Return each line holding the string "profile".

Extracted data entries
□ □ □ □ □ □ □
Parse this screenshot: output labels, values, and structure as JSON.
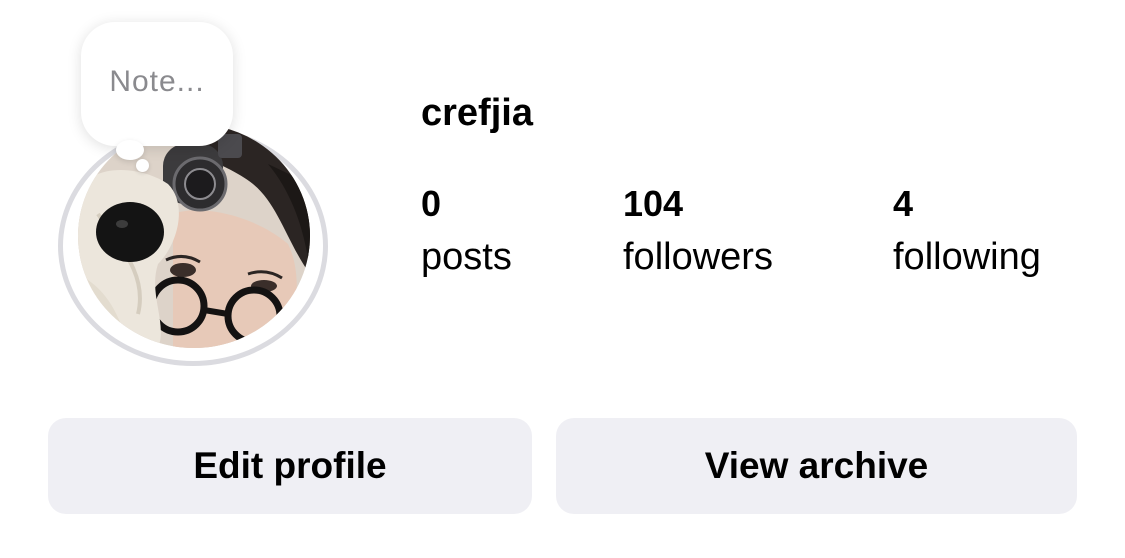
{
  "profile": {
    "username": "crefjia",
    "note_placeholder": "Note...",
    "avatar_icon": "profile-photo"
  },
  "stats": {
    "posts": {
      "count": "0",
      "label": "posts"
    },
    "followers": {
      "count": "104",
      "label": "followers"
    },
    "following": {
      "count": "4",
      "label": "following"
    }
  },
  "actions": {
    "edit_profile": "Edit profile",
    "view_archive": "View archive"
  },
  "colors": {
    "button_bg": "#efeff4",
    "avatar_ring": "#dbdbe0",
    "placeholder_text": "#8a8a8e"
  }
}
□ □ □ □ □ □ □
TASK ANSWER
  "profile": {
    "avatar_icon": "profile-photo"
    "edit_profile": "Edit profile",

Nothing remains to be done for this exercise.